Copy out each line of the material below with no changes.

___ RECORD EXTRACTS

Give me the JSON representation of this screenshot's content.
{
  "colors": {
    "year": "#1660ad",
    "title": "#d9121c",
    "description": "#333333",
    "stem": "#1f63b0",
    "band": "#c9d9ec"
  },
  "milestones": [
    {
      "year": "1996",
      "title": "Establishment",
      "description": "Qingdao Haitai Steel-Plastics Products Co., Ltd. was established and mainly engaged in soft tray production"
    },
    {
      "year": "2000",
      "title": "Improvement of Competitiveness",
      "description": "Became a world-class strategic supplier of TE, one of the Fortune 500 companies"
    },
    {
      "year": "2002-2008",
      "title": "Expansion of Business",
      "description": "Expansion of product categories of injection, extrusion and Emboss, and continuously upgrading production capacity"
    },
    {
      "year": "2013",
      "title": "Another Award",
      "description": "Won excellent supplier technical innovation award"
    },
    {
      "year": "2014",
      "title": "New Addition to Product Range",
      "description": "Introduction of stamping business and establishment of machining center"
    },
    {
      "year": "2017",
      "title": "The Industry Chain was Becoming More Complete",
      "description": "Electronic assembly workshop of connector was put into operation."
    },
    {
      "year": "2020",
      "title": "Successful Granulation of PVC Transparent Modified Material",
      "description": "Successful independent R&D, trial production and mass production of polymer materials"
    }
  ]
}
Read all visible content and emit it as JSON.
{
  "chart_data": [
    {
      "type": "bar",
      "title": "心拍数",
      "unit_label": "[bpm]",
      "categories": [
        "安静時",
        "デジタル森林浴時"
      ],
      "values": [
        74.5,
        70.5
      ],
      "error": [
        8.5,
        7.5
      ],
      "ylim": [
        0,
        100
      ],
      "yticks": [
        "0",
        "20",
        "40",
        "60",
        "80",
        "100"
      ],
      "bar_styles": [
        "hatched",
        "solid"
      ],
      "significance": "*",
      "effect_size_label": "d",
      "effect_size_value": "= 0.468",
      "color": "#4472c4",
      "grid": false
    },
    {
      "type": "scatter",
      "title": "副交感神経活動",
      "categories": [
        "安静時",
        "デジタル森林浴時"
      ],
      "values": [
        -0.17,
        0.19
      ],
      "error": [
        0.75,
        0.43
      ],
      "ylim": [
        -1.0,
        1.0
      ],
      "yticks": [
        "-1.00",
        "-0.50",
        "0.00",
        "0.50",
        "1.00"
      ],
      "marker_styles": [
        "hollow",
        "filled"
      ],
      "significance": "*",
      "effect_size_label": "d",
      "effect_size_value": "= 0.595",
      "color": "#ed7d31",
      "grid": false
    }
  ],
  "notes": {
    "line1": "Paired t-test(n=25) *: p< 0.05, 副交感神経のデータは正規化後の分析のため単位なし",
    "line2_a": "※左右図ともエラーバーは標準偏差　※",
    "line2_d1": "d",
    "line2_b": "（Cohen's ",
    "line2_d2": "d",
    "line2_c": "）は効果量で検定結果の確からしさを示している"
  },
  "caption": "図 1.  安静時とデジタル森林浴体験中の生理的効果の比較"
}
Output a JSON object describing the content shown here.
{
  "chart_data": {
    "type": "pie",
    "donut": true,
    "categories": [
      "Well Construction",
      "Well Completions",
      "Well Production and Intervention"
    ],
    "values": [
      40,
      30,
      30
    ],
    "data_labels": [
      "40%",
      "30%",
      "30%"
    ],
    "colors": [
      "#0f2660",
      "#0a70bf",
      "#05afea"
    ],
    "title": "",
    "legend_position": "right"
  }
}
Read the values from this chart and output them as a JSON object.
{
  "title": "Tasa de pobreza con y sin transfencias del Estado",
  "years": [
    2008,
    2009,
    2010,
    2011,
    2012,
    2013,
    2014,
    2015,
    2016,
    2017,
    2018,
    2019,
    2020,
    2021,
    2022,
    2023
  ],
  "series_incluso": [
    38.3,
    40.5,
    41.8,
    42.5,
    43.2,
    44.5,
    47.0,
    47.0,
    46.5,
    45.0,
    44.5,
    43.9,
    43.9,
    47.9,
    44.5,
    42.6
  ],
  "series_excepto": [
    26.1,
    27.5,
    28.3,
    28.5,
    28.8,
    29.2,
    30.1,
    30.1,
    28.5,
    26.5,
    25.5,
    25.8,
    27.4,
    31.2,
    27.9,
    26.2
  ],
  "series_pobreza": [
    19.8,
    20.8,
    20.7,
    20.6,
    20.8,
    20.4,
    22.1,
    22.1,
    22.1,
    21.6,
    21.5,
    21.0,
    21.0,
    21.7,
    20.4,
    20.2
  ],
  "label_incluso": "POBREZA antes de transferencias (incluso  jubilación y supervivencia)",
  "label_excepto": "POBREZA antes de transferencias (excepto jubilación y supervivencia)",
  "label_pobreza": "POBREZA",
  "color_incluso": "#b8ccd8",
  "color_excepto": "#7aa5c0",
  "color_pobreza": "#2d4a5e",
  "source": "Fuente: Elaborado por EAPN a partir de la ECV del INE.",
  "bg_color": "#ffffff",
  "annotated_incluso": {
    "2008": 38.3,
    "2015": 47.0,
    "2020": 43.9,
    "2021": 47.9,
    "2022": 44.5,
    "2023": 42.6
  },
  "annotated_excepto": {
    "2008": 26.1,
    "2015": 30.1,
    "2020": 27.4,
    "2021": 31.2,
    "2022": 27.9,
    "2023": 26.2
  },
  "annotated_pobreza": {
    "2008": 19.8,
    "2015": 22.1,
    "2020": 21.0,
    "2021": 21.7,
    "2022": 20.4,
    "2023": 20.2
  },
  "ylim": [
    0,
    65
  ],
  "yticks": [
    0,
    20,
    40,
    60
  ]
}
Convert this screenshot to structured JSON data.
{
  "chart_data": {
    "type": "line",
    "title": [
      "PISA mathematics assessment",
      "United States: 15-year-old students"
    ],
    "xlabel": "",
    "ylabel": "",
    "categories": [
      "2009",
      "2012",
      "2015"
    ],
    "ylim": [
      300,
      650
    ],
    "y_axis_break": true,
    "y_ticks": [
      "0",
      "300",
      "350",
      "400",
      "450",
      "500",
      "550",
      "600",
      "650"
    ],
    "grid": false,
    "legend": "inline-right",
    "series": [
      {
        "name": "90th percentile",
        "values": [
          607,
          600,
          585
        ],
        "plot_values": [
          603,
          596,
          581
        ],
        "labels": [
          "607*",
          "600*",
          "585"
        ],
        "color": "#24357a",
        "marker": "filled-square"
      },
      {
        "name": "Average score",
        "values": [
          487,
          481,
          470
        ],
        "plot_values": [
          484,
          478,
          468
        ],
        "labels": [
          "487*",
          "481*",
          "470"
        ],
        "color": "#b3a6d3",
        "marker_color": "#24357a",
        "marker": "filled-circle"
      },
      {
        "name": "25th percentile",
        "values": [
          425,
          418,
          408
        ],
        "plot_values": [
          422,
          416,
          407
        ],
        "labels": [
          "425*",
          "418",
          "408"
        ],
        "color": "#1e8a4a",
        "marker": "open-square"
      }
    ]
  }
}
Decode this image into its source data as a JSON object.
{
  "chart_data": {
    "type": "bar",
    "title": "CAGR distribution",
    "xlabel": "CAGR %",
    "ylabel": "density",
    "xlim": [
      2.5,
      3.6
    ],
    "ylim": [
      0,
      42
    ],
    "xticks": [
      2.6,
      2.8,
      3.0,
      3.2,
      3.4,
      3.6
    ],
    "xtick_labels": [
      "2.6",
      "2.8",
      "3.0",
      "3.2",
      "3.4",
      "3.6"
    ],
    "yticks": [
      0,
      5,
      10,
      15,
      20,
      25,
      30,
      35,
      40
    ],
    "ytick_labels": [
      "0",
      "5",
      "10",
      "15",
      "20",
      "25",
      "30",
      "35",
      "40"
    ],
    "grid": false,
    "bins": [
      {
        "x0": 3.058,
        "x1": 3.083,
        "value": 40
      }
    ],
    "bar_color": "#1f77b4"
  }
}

______

* **RESULT**:
Give me the JSON representation of this screenshot's content.
{
  "colors": {
    "year": "#1660ad",
    "title": "#d9121c",
    "description": "#333333",
    "stem": "#1f63b0",
    "band": "#c9d9ec"
  },
  "milestones": [
    {
      "year": "1996",
      "title": "Establishment",
      "description": "Qingdao Haitai Steel-Plastics Products Co., Ltd. was established and mainly engaged in soft tray production"
    },
    {
      "year": "2000",
      "title": "Improvement of Competitiveness",
      "description": "Became a world-class strategic supplier of TE, one of the Fortune 500 companies"
    },
    {
      "year": "2002-2008",
      "title": "Expansion of Business",
      "description": "Expansion of product categories of injection, extrusion and Emboss, and continuously upgrading production capacity"
    },
    {
      "year": "2013",
      "title": "Another Award",
      "description": "Won excellent supplier technical innovation award"
    },
    {
      "year": "2014",
      "title": "New Addition to Product Range",
      "description": "Introduction of stamping business and establishment of machining center"
    },
    {
      "year": "2017",
      "title": "The Industry Chain was Becoming More Complete",
      "description": "Electronic assembly workshop of connector was put into operation."
    },
    {
      "year": "2020",
      "title": "Successful Granulation of PVC Transparent Modified Material",
      "description": "Successful independent R&D, trial production and mass production of polymer materials"
    }
  ]
}
Read all visible content and emit it as JSON.
{
  "chart_data": [
    {
      "type": "bar",
      "title": "心拍数",
      "unit_label": "[bpm]",
      "categories": [
        "安静時",
        "デジタル森林浴時"
      ],
      "values": [
        74.5,
        70.5
      ],
      "error": [
        8.5,
        7.5
      ],
      "ylim": [
        0,
        100
      ],
      "yticks": [
        "0",
        "20",
        "40",
        "60",
        "80",
        "100"
      ],
      "bar_styles": [
        "hatched",
        "solid"
      ],
      "significance": "*",
      "effect_size_label": "d",
      "effect_size_value": "= 0.468",
      "color": "#4472c4",
      "grid": false
    },
    {
      "type": "scatter",
      "title": "副交感神経活動",
      "categories": [
        "安静時",
        "デジタル森林浴時"
      ],
      "values": [
        -0.17,
        0.19
      ],
      "error": [
        0.75,
        0.43
      ],
      "ylim": [
        -1.0,
        1.0
      ],
      "yticks": [
        "-1.00",
        "-0.50",
        "0.00",
        "0.50",
        "1.00"
      ],
      "marker_styles": [
        "hollow",
        "filled"
      ],
      "significance": "*",
      "effect_size_label": "d",
      "effect_size_value": "= 0.595",
      "color": "#ed7d31",
      "grid": false
    }
  ],
  "notes": {
    "line1": "Paired t-test(n=25) *: p< 0.05, 副交感神経のデータは正規化後の分析のため単位なし",
    "line2_a": "※左右図ともエラーバーは標準偏差　※",
    "line2_d1": "d",
    "line2_b": "（Cohen's ",
    "line2_d2": "d",
    "line2_c": "）は効果量で検定結果の確からしさを示している"
  },
  "caption": "図 1.  安静時とデジタル森林浴体験中の生理的効果の比較"
}
Output a JSON object describing the content shown here.
{
  "chart_data": {
    "type": "pie",
    "donut": true,
    "categories": [
      "Well Construction",
      "Well Completions",
      "Well Production and Intervention"
    ],
    "values": [
      40,
      30,
      30
    ],
    "data_labels": [
      "40%",
      "30%",
      "30%"
    ],
    "colors": [
      "#0f2660",
      "#0a70bf",
      "#05afea"
    ],
    "title": "",
    "legend_position": "right"
  }
}
Read the values from this chart and output them as a JSON object.
{
  "title": "Tasa de pobreza con y sin transfencias del Estado",
  "years": [
    2008,
    2009,
    2010,
    2011,
    2012,
    2013,
    2014,
    2015,
    2016,
    2017,
    2018,
    2019,
    2020,
    2021,
    2022,
    2023
  ],
  "series_incluso": [
    38.3,
    40.5,
    41.8,
    42.5,
    43.2,
    44.5,
    47.0,
    47.0,
    46.5,
    45.0,
    44.5,
    43.9,
    43.9,
    47.9,
    44.5,
    42.6
  ],
  "series_excepto": [
    26.1,
    27.5,
    28.3,
    28.5,
    28.8,
    29.2,
    30.1,
    30.1,
    28.5,
    26.5,
    25.5,
    25.8,
    27.4,
    31.2,
    27.9,
    26.2
  ],
  "series_pobreza": [
    19.8,
    20.8,
    20.7,
    20.6,
    20.8,
    20.4,
    22.1,
    22.1,
    22.1,
    21.6,
    21.5,
    21.0,
    21.0,
    21.7,
    20.4,
    20.2
  ],
  "label_incluso": "POBREZA antes de transferencias (incluso  jubilación y supervivencia)",
  "label_excepto": "POBREZA antes de transferencias (excepto jubilación y supervivencia)",
  "label_pobreza": "POBREZA",
  "color_incluso": "#b8ccd8",
  "color_excepto": "#7aa5c0",
  "color_pobreza": "#2d4a5e",
  "source": "Fuente: Elaborado por EAPN a partir de la ECV del INE.",
  "bg_color": "#ffffff",
  "annotated_incluso": {
    "2008": 38.3,
    "2015": 47.0,
    "2020": 43.9,
    "2021": 47.9,
    "2022": 44.5,
    "2023": 42.6
  },
  "annotated_excepto": {
    "2008": 26.1,
    "2015": 30.1,
    "2020": 27.4,
    "2021": 31.2,
    "2022": 27.9,
    "2023": 26.2
  },
  "annotated_pobreza": {
    "2008": 19.8,
    "2015": 22.1,
    "2020": 21.0,
    "2021": 21.7,
    "2022": 20.4,
    "2023": 20.2
  },
  "ylim": [
    0,
    65
  ],
  "yticks": [
    0,
    20,
    40,
    60
  ]
}
Convert this screenshot to structured JSON data.
{
  "chart_data": {
    "type": "line",
    "title": [
      "PISA mathematics assessment",
      "United States: 15-year-old students"
    ],
    "xlabel": "",
    "ylabel": "",
    "categories": [
      "2009",
      "2012",
      "2015"
    ],
    "ylim": [
      300,
      650
    ],
    "y_axis_break": true,
    "y_ticks": [
      "0",
      "300",
      "350",
      "400",
      "450",
      "500",
      "550",
      "600",
      "650"
    ],
    "grid": false,
    "legend": "inline-right",
    "series": [
      {
        "name": "90th percentile",
        "values": [
          607,
          600,
          585
        ],
        "plot_values": [
          603,
          596,
          581
        ],
        "labels": [
          "607*",
          "600*",
          "585"
        ],
        "color": "#24357a",
        "marker": "filled-square"
      },
      {
        "name": "Average score",
        "values": [
          487,
          481,
          470
        ],
        "plot_values": [
          484,
          478,
          468
        ],
        "labels": [
          "487*",
          "481*",
          "470"
        ],
        "color": "#b3a6d3",
        "marker_color": "#24357a",
        "marker": "filled-circle"
      },
      {
        "name": "25th percentile",
        "values": [
          425,
          418,
          408
        ],
        "plot_values": [
          422,
          416,
          407
        ],
        "labels": [
          "425*",
          "418",
          "408"
        ],
        "color": "#1e8a4a",
        "marker": "open-square"
      }
    ]
  }
}
Decode this image into its source data as a JSON object.
{
  "chart_data": {
    "type": "bar",
    "title": "CAGR distribution",
    "xlabel": "CAGR %",
    "ylabel": "density",
    "xlim": [
      2.5,
      3.6
    ],
    "ylim": [
      0,
      42
    ],
    "xticks": [
      2.6,
      2.8,
      3.0,
      3.2,
      3.4,
      3.6
    ],
    "xtick_labels": [
      "2.6",
      "2.8",
      "3.0",
      "3.2",
      "3.4",
      "3.6"
    ],
    "yticks": [
      0,
      5,
      10,
      15,
      20,
      25,
      30,
      35,
      40
    ],
    "ytick_labels": [
      "0",
      "5",
      "10",
      "15",
      "20",
      "25",
      "30",
      "35",
      "40"
    ],
    "grid": false,
    "bins": [
      {
        "x0": 3.058,
        "x1": 3.083,
        "value": 40
      }
    ],
    "bar_color": "#1f77b4"
  }
}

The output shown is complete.